# Aim of the task:
Leave out the pictures and repeat every record exactly.

# Record set:

** start **

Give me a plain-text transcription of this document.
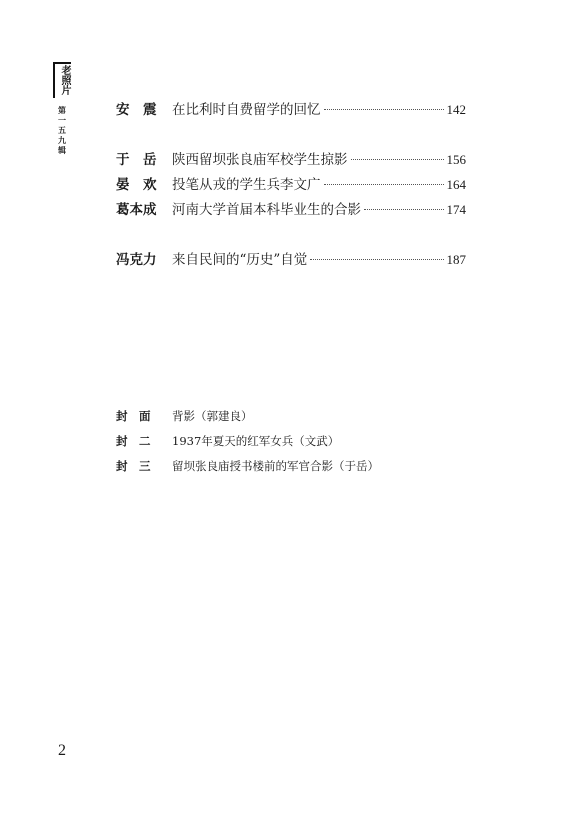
老照片
第一五九辑	安　震	在比利时自费留学的回忆	142
于　岳	陕西留坝张良庙军校学生掠影	156
晏　欢	投笔从戎的学生兵李文广	164
葛本成	河南大学首届本科毕业生的合影	174
冯克力	来自民间的“历史”自觉	187
封　面	背影（郭建良）
封　二	1937年夏天的红军女兵（文武）
封　三	留坝张良庙授书楼前的军官合影（于岳）
2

** end **

# Correct result:
Give me a plain-text transcription of this document.
老照片
第一五九辑	安　震	在比利时自费留学的回忆	142
于　岳	陕西留坝张良庙军校学生掠影	156
晏　欢	投笔从戎的学生兵李文广	164
葛本成	河南大学首届本科毕业生的合影	174
冯克力	来自民间的“历史”自觉	187
封　面	背影（郭建良）
封　二	1937年夏天的红军女兵（文武）
封　三	留坝张良庙授书楼前的军官合影（于岳）
2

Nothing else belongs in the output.